Aim of the exercise:
Please rewrite the entries below as a JSON list of strings, with one string per line and blank lines omitted.
════════════════════
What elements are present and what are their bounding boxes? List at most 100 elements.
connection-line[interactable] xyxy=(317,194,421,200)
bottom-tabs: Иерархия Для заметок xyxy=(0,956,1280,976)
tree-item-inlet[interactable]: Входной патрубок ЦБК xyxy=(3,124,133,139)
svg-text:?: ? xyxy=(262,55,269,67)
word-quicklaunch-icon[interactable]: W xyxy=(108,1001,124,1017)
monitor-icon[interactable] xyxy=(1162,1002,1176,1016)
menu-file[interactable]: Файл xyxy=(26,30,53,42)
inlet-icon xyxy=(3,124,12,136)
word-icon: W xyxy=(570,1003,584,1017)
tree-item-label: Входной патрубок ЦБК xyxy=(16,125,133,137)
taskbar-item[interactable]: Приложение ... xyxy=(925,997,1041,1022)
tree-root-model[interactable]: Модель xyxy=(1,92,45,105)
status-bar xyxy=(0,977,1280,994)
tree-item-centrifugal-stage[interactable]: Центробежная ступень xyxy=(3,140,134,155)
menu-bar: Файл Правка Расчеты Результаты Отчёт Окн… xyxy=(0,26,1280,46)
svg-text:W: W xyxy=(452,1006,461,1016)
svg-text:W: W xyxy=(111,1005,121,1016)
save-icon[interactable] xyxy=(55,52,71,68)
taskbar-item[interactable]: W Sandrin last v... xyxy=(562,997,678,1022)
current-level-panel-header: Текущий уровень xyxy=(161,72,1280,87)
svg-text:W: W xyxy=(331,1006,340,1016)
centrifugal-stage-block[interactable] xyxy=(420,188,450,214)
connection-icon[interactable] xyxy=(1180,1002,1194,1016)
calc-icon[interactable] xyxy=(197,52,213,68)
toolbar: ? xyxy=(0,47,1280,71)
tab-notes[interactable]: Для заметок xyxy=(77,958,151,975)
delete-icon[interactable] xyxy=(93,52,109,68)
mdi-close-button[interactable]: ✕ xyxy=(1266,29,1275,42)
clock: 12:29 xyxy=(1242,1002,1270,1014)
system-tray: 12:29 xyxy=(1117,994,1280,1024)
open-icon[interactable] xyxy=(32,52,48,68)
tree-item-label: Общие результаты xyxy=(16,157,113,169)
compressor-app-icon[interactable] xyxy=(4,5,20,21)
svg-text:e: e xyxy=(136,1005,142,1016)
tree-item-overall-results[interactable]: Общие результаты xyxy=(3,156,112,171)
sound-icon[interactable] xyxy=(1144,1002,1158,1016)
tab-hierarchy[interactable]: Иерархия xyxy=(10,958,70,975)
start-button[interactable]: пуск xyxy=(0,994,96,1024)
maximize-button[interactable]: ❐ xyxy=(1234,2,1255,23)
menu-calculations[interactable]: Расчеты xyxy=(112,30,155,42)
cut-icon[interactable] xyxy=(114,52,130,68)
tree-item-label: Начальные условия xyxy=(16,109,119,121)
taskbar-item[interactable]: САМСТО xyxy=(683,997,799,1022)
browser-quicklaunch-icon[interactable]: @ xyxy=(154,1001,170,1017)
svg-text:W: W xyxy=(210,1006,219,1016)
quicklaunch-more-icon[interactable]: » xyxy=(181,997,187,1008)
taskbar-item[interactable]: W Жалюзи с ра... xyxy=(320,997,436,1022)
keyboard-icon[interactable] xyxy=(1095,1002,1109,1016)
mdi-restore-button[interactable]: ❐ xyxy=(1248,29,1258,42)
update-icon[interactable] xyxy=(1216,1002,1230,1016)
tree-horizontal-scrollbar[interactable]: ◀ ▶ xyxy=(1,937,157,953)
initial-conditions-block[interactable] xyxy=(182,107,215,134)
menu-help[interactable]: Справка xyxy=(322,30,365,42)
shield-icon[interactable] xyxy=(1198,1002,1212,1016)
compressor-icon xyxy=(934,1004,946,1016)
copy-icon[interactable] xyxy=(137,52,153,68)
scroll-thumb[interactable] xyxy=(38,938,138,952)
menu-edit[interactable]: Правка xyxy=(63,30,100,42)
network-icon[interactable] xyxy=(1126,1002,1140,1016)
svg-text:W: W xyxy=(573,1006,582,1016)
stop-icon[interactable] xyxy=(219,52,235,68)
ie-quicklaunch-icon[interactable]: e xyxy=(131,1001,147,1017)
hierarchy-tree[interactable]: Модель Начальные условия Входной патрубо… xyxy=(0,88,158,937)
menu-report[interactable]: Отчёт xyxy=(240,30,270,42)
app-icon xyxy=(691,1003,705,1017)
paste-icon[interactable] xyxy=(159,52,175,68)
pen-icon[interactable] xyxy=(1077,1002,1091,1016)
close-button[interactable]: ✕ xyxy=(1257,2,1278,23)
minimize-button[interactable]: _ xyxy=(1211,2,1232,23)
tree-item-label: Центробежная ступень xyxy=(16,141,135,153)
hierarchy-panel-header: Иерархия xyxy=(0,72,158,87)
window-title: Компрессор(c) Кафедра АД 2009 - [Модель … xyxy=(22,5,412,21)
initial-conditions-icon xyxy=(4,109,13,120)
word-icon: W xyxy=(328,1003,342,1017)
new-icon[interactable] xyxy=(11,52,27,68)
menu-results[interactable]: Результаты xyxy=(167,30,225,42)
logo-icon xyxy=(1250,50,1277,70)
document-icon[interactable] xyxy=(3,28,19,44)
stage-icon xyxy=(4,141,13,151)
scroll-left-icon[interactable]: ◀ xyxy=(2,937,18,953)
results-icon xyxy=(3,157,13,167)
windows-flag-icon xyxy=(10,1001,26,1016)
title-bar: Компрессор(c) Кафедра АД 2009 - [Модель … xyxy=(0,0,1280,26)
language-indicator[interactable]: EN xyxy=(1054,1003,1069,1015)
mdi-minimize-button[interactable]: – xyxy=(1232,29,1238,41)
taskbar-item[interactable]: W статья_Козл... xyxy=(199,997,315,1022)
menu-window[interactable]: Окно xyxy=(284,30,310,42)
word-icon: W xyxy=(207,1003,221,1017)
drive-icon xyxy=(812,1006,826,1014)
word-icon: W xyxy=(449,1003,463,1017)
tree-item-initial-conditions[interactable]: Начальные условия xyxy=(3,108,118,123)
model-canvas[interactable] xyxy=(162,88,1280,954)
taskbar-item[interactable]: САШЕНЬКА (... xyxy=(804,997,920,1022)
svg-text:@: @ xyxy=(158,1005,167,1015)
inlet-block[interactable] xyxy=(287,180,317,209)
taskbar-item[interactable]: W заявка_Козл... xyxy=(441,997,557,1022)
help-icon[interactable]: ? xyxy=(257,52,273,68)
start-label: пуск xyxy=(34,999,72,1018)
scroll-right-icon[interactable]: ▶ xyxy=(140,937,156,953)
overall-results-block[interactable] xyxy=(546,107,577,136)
════════════════════
Solution to this exercise:
[
  "What elements are present and what are their bounding boxes? List at most 100 elements.",
  "connection-line[interactable] xyxy=(317,194,421,200)",
  "bottom-tabs: Иерархия Для заметок xyxy=(0,956,1280,976)",
  "tree-item-inlet[interactable]: Входной патрубок ЦБК xyxy=(3,124,133,139)",
  "svg-text:?: ? xyxy=(262,55,269,67)",
  "word-quicklaunch-icon[interactable]: W xyxy=(108,1001,124,1017)",
  "monitor-icon[interactable] xyxy=(1162,1002,1176,1016)",
  "menu-file[interactable]: Файл xyxy=(26,30,53,42)",
  "inlet-icon xyxy=(3,124,12,136)",
  "word-icon: W xyxy=(570,1003,584,1017)",
  "tree-item-label: Входной патрубок ЦБК xyxy=(16,125,133,137)",
  "taskbar-item[interactable]: Приложение ... xyxy=(925,997,1041,1022)",
  "tree-root-model[interactable]: Модель xyxy=(1,92,45,105)",
  "status-bar xyxy=(0,977,1280,994)",
  "tree-item-centrifugal-stage[interactable]: Центробежная ступень xyxy=(3,140,134,155)",
  "menu-bar: Файл Правка Расчеты Результаты Отчёт Окн… xyxy=(0,26,1280,46)",
  "svg-text:W: W xyxy=(452,1006,461,1016)",
  "svg-text:W: W xyxy=(111,1005,121,1016)",
  "save-icon[interactable] xyxy=(55,52,71,68)",
  "taskbar-item[interactable]: W Sandrin last v... xyxy=(562,997,678,1022)",
  "current-level-panel-header: Текущий уровень xyxy=(161,72,1280,87)",
  "svg-text:W: W xyxy=(331,1006,340,1016)",
  "centrifugal-stage-block[interactable] xyxy=(420,188,450,214)",
  "connection-icon[interactable] xyxy=(1180,1002,1194,1016)",
  "calc-icon[interactable] xyxy=(197,52,213,68)",
  "toolbar: ? xyxy=(0,47,1280,71)",
  "tab-notes[interactable]: Для заметок xyxy=(77,958,151,975)",
  "delete-icon[interactable] xyxy=(93,52,109,68)",
  "mdi-close-button[interactable]: ✕ xyxy=(1266,29,1275,42)",
  "clock: 12:29 xyxy=(1242,1002,1270,1014)",
  "system-tray: 12:29 xyxy=(1117,994,1280,1024)",
  "open-icon[interactable] xyxy=(32,52,48,68)",
  "tree-item-label: Общие результаты xyxy=(16,157,113,169)",
  "compressor-app-icon[interactable] xyxy=(4,5,20,21)",
  "svg-text:e: e xyxy=(136,1005,142,1016)",
  "tree-item-overall-results[interactable]: Общие результаты xyxy=(3,156,112,171)",
  "sound-icon[interactable] xyxy=(1144,1002,1158,1016)",
  "tab-hierarchy[interactable]: Иерархия xyxy=(10,958,70,975)",
  "start-button[interactable]: пуск xyxy=(0,994,96,1024)",
  "maximize-button[interactable]: ❐ xyxy=(1234,2,1255,23)",
  "menu-calculations[interactable]: Расчеты xyxy=(112,30,155,42)",
  "cut-icon[interactable] xyxy=(114,52,130,68)",
  "tree-item-label: Начальные условия xyxy=(16,109,119,121)",
  "taskbar-item[interactable]: САМСТО xyxy=(683,997,799,1022)",
  "browser-quicklaunch-icon[interactable]: @ xyxy=(154,1001,170,1017)",
  "svg-text:W: W xyxy=(210,1006,219,1016)",
  "quicklaunch-more-icon[interactable]: » xyxy=(181,997,187,1008)",
  "taskbar-item[interactable]: W Жалюзи с ра... xyxy=(320,997,436,1022)",
  "keyboard-icon[interactable] xyxy=(1095,1002,1109,1016)",
  "mdi-restore-button[interactable]: ❐ xyxy=(1248,29,1258,42)",
  "update-icon[interactable] xyxy=(1216,1002,1230,1016)",
  "tree-horizontal-scrollbar[interactable]: ◀ ▶ xyxy=(1,937,157,953)",
  "initial-conditions-block[interactable] xyxy=(182,107,215,134)",
  "menu-help[interactable]: Справка xyxy=(322,30,365,42)",
  "shield-icon[interactable] xyxy=(1198,1002,1212,1016)",
  "compressor-icon xyxy=(934,1004,946,1016)",
  "copy-icon[interactable] xyxy=(137,52,153,68)",
  "scroll-thumb[interactable] xyxy=(38,938,138,952)",
  "menu-edit[interactable]: Правка xyxy=(63,30,100,42)",
  "network-icon[interactable] xyxy=(1126,1002,1140,1016)",
  "svg-text:W: W xyxy=(573,1006,582,1016)",
  "stop-icon[interactable] xyxy=(219,52,235,68)",
  "ie-quicklaunch-icon[interactable]: e xyxy=(131,1001,147,1017)",
  "hierarchy-tree[interactable]: Модель Начальные условия Входной патрубо… xyxy=(0,88,158,937)",
  "menu-report[interactable]: Отчёт xyxy=(240,30,270,42)",
  "app-icon xyxy=(691,1003,705,1017)",
  "paste-icon[interactable] xyxy=(159,52,175,68)",
  "pen-icon[interactable] xyxy=(1077,1002,1091,1016)",
  "close-button[interactable]: ✕ xyxy=(1257,2,1278,23)",
  "minimize-button[interactable]: _ xyxy=(1211,2,1232,23)",
  "tree-item-label: Центробежная ступень xyxy=(16,141,135,153)",
  "hierarchy-panel-header: Иерархия xyxy=(0,72,158,87)",
  "window-title: Компрессор(c) Кафедра АД 2009 - [Модель … xyxy=(22,5,412,21)",
  "initial-conditions-icon xyxy=(4,109,13,120)",
  "word-icon: W xyxy=(328,1003,342,1017)",
  "new-icon[interactable] xyxy=(11,52,27,68)",
  "menu-results[interactable]: Результаты xyxy=(167,30,225,42)",
  "logo-icon xyxy=(1250,50,1277,70)",
  "document-icon[interactable] xyxy=(3,28,19,44)",
  "stage-icon xyxy=(4,141,13,151)",
  "scroll-left-icon[interactable]: ◀ xyxy=(2,937,18,953)",
  "results-icon xyxy=(3,157,13,167)",
  "windows-flag-icon xyxy=(10,1001,26,1016)",
  "title-bar: Компрессор(c) Кафедра АД 2009 - [Модель … xyxy=(0,0,1280,26)",
  "language-indicator[interactable]: EN xyxy=(1054,1003,1069,1015)",
  "mdi-minimize-button[interactable]: – xyxy=(1232,29,1238,41)",
  "taskbar-item[interactable]: W статья_Козл... xyxy=(199,997,315,1022)",
  "menu-window[interactable]: Окно xyxy=(284,30,310,42)",
  "word-icon: W xyxy=(207,1003,221,1017)",
  "drive-icon xyxy=(812,1006,826,1014)",
  "word-icon: W xyxy=(449,1003,463,1017)",
  "tree-item-initial-conditions[interactable]: Начальные условия xyxy=(3,108,118,123)",
  "model-canvas[interactable] xyxy=(162,88,1280,954)",
  "taskbar-item[interactable]: САШЕНЬКА (... xyxy=(804,997,920,1022)",
  "svg-text:@: @ xyxy=(158,1005,167,1015)",
  "inlet-block[interactable] xyxy=(287,180,317,209)",
  "taskbar-item[interactable]: W заявка_Козл... xyxy=(441,997,557,1022)",
  "help-icon[interactable]: ? xyxy=(257,52,273,68)",
  "start-label: пуск xyxy=(34,999,72,1018)",
  "scroll-right-icon[interactable]: ▶ xyxy=(140,937,156,953)",
  "overall-results-block[interactable] xyxy=(546,107,577,136)"
]